## Exercise aim
Check each line of the material below for "Shear", then copy the ones that contain it.
--
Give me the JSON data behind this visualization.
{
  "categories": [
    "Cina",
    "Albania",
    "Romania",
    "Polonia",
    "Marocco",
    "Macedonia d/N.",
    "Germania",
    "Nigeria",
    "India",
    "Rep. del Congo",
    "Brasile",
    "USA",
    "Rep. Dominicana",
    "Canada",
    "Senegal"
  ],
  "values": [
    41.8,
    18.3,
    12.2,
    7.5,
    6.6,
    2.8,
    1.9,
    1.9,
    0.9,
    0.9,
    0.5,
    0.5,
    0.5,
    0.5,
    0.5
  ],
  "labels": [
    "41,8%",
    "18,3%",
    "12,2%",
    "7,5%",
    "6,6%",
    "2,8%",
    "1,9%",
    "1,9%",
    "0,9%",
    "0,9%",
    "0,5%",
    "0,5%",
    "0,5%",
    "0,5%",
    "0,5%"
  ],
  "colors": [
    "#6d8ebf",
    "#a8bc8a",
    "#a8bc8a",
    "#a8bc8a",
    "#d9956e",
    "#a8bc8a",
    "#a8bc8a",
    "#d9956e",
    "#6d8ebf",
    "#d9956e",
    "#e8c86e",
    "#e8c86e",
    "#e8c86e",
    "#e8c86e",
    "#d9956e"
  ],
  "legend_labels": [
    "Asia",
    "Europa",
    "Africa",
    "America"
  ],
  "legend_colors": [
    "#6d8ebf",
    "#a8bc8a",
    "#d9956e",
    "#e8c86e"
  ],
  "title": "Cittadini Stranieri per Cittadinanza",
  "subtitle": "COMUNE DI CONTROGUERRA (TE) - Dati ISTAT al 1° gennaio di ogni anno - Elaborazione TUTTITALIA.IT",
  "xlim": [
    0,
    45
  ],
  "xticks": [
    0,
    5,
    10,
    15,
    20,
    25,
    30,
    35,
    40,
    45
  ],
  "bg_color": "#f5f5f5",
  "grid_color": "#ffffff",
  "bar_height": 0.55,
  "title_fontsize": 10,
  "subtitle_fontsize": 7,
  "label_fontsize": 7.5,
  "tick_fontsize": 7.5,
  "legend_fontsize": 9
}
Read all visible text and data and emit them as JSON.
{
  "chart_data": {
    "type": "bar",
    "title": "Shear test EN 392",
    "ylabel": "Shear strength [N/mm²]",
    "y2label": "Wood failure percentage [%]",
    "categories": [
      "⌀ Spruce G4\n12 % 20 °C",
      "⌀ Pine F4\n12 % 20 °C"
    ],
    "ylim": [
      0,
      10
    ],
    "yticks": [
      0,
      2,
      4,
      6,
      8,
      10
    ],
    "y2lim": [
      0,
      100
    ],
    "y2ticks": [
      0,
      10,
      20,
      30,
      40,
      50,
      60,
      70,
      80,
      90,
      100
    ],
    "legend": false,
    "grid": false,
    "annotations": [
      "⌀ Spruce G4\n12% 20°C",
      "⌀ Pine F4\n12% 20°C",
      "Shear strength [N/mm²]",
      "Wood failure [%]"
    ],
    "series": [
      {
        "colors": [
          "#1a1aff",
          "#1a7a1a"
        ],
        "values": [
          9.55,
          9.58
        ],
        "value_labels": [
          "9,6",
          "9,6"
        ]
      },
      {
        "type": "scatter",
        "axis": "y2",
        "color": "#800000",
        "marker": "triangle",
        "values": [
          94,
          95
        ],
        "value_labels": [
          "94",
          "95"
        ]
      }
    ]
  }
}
--
## Result
    "title": "Shear test EN 392",
    "ylabel": "Shear strength [N/mm²]",
      "Shear strength [N/mm²]",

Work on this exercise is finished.